▶ **Problem description**
Take the entries below and print all of them exactly, please.

::: Supplied data

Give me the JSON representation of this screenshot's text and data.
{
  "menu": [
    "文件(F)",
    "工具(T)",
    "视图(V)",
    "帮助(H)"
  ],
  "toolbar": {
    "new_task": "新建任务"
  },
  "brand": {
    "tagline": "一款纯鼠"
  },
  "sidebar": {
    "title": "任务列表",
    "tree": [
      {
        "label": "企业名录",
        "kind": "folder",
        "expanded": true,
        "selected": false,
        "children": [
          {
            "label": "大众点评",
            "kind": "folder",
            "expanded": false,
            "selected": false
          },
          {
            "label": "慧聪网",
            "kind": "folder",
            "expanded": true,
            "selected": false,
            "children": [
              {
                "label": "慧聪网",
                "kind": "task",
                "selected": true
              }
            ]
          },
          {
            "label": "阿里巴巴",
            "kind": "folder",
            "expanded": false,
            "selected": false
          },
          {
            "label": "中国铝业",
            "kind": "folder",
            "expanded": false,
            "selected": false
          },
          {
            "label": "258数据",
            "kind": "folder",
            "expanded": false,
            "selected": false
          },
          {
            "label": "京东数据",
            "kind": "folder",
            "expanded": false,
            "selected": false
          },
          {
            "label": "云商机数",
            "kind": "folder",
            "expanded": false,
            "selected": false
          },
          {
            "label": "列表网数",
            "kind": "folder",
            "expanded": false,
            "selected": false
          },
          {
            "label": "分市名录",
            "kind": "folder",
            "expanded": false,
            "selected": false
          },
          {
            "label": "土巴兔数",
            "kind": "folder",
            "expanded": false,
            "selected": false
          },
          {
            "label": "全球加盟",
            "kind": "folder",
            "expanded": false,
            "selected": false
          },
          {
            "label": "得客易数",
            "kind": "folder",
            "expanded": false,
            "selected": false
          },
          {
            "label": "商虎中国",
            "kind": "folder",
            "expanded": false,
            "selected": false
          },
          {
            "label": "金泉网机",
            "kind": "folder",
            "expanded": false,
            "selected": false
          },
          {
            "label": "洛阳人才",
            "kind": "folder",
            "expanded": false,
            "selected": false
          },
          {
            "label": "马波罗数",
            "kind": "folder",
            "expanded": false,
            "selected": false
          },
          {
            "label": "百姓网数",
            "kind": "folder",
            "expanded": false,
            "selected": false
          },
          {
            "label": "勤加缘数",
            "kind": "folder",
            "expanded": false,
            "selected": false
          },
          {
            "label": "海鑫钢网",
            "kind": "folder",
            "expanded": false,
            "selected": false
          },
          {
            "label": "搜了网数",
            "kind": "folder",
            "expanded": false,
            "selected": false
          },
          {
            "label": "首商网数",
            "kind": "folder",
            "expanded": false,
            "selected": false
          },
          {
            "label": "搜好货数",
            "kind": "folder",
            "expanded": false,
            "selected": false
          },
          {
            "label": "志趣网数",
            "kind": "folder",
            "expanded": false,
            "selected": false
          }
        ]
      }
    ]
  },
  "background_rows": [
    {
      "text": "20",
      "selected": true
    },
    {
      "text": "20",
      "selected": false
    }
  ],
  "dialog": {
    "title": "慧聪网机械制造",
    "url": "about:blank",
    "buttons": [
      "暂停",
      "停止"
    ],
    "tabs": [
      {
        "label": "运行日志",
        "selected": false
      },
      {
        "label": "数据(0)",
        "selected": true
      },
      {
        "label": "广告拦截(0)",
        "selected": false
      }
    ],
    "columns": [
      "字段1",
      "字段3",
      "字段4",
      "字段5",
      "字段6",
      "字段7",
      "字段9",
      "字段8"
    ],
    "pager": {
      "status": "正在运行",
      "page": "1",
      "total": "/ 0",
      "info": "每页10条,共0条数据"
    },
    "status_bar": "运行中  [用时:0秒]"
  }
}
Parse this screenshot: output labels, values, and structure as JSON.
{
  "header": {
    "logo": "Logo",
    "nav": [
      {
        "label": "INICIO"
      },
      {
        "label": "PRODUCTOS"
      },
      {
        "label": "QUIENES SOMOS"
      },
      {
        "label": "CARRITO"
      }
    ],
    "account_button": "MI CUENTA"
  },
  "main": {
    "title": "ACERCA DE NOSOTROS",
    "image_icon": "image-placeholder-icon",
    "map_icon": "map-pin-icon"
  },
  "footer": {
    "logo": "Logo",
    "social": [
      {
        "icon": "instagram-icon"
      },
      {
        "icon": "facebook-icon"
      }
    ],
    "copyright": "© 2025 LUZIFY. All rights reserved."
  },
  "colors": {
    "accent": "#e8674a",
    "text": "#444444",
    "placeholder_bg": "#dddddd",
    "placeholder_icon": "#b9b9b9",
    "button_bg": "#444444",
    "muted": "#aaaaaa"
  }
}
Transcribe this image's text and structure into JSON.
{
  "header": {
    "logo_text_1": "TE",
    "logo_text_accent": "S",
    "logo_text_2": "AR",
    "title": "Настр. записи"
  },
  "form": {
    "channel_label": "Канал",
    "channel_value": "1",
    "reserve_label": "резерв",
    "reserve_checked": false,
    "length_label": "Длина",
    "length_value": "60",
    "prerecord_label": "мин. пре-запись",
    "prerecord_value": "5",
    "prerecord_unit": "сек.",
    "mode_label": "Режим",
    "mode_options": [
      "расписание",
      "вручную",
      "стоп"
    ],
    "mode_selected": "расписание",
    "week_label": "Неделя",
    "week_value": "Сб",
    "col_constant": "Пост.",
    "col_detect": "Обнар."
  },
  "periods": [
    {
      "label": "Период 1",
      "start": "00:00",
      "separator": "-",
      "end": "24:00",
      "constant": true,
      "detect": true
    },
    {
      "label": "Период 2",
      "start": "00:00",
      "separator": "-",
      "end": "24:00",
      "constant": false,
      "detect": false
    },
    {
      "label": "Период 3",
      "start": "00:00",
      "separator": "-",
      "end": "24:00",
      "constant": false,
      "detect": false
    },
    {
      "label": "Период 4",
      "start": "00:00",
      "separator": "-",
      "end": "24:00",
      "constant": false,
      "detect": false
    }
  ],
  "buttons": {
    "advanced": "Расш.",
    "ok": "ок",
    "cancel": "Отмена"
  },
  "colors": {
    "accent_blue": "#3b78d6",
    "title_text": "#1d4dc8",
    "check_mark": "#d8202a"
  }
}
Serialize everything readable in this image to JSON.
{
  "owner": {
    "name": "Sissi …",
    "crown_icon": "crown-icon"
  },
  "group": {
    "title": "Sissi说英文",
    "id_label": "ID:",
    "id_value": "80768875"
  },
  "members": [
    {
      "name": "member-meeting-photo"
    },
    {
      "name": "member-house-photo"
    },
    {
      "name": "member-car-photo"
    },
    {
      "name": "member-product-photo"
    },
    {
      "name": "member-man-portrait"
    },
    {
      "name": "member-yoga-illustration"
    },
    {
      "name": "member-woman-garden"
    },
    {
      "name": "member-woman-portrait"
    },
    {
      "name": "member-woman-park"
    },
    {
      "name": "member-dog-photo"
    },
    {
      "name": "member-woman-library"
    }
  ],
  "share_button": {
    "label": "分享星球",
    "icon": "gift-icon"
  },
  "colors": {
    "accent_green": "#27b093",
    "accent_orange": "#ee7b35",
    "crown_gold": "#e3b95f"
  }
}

::::::

▶ **The answer**
Give me the JSON representation of this screenshot's text and data.
{
  "menu": [
    "文件(F)",
    "工具(T)",
    "视图(V)",
    "帮助(H)"
  ],
  "toolbar": {
    "new_task": "新建任务"
  },
  "brand": {
    "tagline": "一款纯鼠"
  },
  "sidebar": {
    "title": "任务列表",
    "tree": [
      {
        "label": "企业名录",
        "kind": "folder",
        "expanded": true,
        "selected": false,
        "children": [
          {
            "label": "大众点评",
            "kind": "folder",
            "expanded": false,
            "selected": false
          },
          {
            "label": "慧聪网",
            "kind": "folder",
            "expanded": true,
            "selected": false,
            "children": [
              {
                "label": "慧聪网",
                "kind": "task",
                "selected": true
              }
            ]
          },
          {
            "label": "阿里巴巴",
            "kind": "folder",
            "expanded": false,
            "selected": false
          },
          {
            "label": "中国铝业",
            "kind": "folder",
            "expanded": false,
            "selected": false
          },
          {
            "label": "258数据",
            "kind": "folder",
            "expanded": false,
            "selected": false
          },
          {
            "label": "京东数据",
            "kind": "folder",
            "expanded": false,
            "selected": false
          },
          {
            "label": "云商机数",
            "kind": "folder",
            "expanded": false,
            "selected": false
          },
          {
            "label": "列表网数",
            "kind": "folder",
            "expanded": false,
            "selected": false
          },
          {
            "label": "分市名录",
            "kind": "folder",
            "expanded": false,
            "selected": false
          },
          {
            "label": "土巴兔数",
            "kind": "folder",
            "expanded": false,
            "selected": false
          },
          {
            "label": "全球加盟",
            "kind": "folder",
            "expanded": false,
            "selected": false
          },
          {
            "label": "得客易数",
            "kind": "folder",
            "expanded": false,
            "selected": false
          },
          {
            "label": "商虎中国",
            "kind": "folder",
            "expanded": false,
            "selected": false
          },
          {
            "label": "金泉网机",
            "kind": "folder",
            "expanded": false,
            "selected": false
          },
          {
            "label": "洛阳人才",
            "kind": "folder",
            "expanded": false,
            "selected": false
          },
          {
            "label": "马波罗数",
            "kind": "folder",
            "expanded": false,
            "selected": false
          },
          {
            "label": "百姓网数",
            "kind": "folder",
            "expanded": false,
            "selected": false
          },
          {
            "label": "勤加缘数",
            "kind": "folder",
            "expanded": false,
            "selected": false
          },
          {
            "label": "海鑫钢网",
            "kind": "folder",
            "expanded": false,
            "selected": false
          },
          {
            "label": "搜了网数",
            "kind": "folder",
            "expanded": false,
            "selected": false
          },
          {
            "label": "首商网数",
            "kind": "folder",
            "expanded": false,
            "selected": false
          },
          {
            "label": "搜好货数",
            "kind": "folder",
            "expanded": false,
            "selected": false
          },
          {
            "label": "志趣网数",
            "kind": "folder",
            "expanded": false,
            "selected": false
          }
        ]
      }
    ]
  },
  "background_rows": [
    {
      "text": "20",
      "selected": true
    },
    {
      "text": "20",
      "selected": false
    }
  ],
  "dialog": {
    "title": "慧聪网机械制造",
    "url": "about:blank",
    "buttons": [
      "暂停",
      "停止"
    ],
    "tabs": [
      {
        "label": "运行日志",
        "selected": false
      },
      {
        "label": "数据(0)",
        "selected": true
      },
      {
        "label": "广告拦截(0)",
        "selected": false
      }
    ],
    "columns": [
      "字段1",
      "字段3",
      "字段4",
      "字段5",
      "字段6",
      "字段7",
      "字段9",
      "字段8"
    ],
    "pager": {
      "status": "正在运行",
      "page": "1",
      "total": "/ 0",
      "info": "每页10条,共0条数据"
    },
    "status_bar": "运行中  [用时:0秒]"
  }
}
Parse this screenshot: output labels, values, and structure as JSON.
{
  "header": {
    "logo": "Logo",
    "nav": [
      {
        "label": "INICIO"
      },
      {
        "label": "PRODUCTOS"
      },
      {
        "label": "QUIENES SOMOS"
      },
      {
        "label": "CARRITO"
      }
    ],
    "account_button": "MI CUENTA"
  },
  "main": {
    "title": "ACERCA DE NOSOTROS",
    "image_icon": "image-placeholder-icon",
    "map_icon": "map-pin-icon"
  },
  "footer": {
    "logo": "Logo",
    "social": [
      {
        "icon": "instagram-icon"
      },
      {
        "icon": "facebook-icon"
      }
    ],
    "copyright": "© 2025 LUZIFY. All rights reserved."
  },
  "colors": {
    "accent": "#e8674a",
    "text": "#444444",
    "placeholder_bg": "#dddddd",
    "placeholder_icon": "#b9b9b9",
    "button_bg": "#444444",
    "muted": "#aaaaaa"
  }
}
Transcribe this image's text and structure into JSON.
{
  "header": {
    "logo_text_1": "TE",
    "logo_text_accent": "S",
    "logo_text_2": "AR",
    "title": "Настр. записи"
  },
  "form": {
    "channel_label": "Канал",
    "channel_value": "1",
    "reserve_label": "резерв",
    "reserve_checked": false,
    "length_label": "Длина",
    "length_value": "60",
    "prerecord_label": "мин. пре-запись",
    "prerecord_value": "5",
    "prerecord_unit": "сек.",
    "mode_label": "Режим",
    "mode_options": [
      "расписание",
      "вручную",
      "стоп"
    ],
    "mode_selected": "расписание",
    "week_label": "Неделя",
    "week_value": "Сб",
    "col_constant": "Пост.",
    "col_detect": "Обнар."
  },
  "periods": [
    {
      "label": "Период 1",
      "start": "00:00",
      "separator": "-",
      "end": "24:00",
      "constant": true,
      "detect": true
    },
    {
      "label": "Период 2",
      "start": "00:00",
      "separator": "-",
      "end": "24:00",
      "constant": false,
      "detect": false
    },
    {
      "label": "Период 3",
      "start": "00:00",
      "separator": "-",
      "end": "24:00",
      "constant": false,
      "detect": false
    },
    {
      "label": "Период 4",
      "start": "00:00",
      "separator": "-",
      "end": "24:00",
      "constant": false,
      "detect": false
    }
  ],
  "buttons": {
    "advanced": "Расш.",
    "ok": "ок",
    "cancel": "Отмена"
  },
  "colors": {
    "accent_blue": "#3b78d6",
    "title_text": "#1d4dc8",
    "check_mark": "#d8202a"
  }
}
Serialize everything readable in this image to JSON.
{
  "owner": {
    "name": "Sissi …",
    "crown_icon": "crown-icon"
  },
  "group": {
    "title": "Sissi说英文",
    "id_label": "ID:",
    "id_value": "80768875"
  },
  "members": [
    {
      "name": "member-meeting-photo"
    },
    {
      "name": "member-house-photo"
    },
    {
      "name": "member-car-photo"
    },
    {
      "name": "member-product-photo"
    },
    {
      "name": "member-man-portrait"
    },
    {
      "name": "member-yoga-illustration"
    },
    {
      "name": "member-woman-garden"
    },
    {
      "name": "member-woman-portrait"
    },
    {
      "name": "member-woman-park"
    },
    {
      "name": "member-dog-photo"
    },
    {
      "name": "member-woman-library"
    }
  ],
  "share_button": {
    "label": "分享星球",
    "icon": "gift-icon"
  },
  "colors": {
    "accent_green": "#27b093",
    "accent_orange": "#ee7b35",
    "crown_gold": "#e3b95f"
  }
}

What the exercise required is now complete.